--- Input records ---

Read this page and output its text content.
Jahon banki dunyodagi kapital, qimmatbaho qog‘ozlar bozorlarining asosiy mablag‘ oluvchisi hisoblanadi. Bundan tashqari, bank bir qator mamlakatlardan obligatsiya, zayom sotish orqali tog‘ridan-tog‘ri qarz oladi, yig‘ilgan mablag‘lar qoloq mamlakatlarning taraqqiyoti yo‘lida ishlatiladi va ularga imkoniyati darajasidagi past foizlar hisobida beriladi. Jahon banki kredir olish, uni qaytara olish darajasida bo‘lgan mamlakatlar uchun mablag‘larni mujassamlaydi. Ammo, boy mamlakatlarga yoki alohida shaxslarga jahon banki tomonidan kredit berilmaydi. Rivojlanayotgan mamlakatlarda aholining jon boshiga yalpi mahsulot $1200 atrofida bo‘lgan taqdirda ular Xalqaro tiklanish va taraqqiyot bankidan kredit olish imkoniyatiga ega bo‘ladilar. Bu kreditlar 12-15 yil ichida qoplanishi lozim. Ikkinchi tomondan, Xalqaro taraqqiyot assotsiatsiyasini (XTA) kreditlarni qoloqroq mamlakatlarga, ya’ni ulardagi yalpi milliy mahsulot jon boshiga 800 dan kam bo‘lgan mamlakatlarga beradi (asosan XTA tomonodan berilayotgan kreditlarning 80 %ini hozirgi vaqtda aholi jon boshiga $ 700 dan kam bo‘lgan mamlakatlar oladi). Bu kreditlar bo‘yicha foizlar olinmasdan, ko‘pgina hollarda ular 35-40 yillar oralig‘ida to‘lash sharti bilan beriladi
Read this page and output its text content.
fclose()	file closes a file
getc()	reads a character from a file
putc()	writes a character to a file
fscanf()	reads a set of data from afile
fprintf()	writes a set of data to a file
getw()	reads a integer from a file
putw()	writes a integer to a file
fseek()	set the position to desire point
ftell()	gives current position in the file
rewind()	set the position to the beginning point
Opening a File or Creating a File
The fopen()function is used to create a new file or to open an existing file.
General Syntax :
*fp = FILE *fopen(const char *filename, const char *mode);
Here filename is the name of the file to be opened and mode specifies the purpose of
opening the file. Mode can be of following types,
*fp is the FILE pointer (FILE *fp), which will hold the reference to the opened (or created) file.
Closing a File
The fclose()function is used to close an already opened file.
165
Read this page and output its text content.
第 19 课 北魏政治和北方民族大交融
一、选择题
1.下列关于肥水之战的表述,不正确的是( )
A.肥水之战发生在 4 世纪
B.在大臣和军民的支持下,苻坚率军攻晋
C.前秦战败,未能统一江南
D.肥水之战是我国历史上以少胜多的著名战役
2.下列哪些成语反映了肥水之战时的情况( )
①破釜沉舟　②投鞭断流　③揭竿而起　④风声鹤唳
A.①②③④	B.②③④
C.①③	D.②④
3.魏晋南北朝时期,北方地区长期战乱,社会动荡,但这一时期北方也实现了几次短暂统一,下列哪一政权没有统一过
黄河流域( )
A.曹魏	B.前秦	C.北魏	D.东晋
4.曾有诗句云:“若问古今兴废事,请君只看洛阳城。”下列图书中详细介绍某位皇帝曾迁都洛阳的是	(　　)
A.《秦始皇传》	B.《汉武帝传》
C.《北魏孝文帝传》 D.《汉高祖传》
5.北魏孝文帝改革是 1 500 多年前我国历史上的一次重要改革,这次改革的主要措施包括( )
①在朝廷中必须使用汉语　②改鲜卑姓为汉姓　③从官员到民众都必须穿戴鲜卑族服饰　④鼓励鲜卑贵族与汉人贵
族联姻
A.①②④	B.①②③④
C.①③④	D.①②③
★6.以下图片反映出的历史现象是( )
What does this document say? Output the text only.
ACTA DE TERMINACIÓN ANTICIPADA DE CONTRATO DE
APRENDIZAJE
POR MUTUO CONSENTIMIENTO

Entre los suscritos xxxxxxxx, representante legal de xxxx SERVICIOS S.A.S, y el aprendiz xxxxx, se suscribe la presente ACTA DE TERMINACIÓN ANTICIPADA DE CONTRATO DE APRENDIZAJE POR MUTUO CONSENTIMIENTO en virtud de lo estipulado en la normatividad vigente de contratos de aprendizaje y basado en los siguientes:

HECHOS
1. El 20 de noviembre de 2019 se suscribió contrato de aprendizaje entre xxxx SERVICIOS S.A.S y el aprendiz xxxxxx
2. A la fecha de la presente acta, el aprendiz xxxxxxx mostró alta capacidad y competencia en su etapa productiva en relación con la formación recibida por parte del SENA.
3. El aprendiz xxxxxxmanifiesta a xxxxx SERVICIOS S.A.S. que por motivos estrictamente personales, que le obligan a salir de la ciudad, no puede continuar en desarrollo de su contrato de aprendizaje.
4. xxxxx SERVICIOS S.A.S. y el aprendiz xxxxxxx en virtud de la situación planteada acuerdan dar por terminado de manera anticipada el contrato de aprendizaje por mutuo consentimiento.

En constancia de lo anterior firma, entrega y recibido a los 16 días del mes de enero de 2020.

---

**Description of the task**.
Go through the listing above and work out how many lines contain the string "fopen". Reply with the number alone.

**Result for this exercise**.
2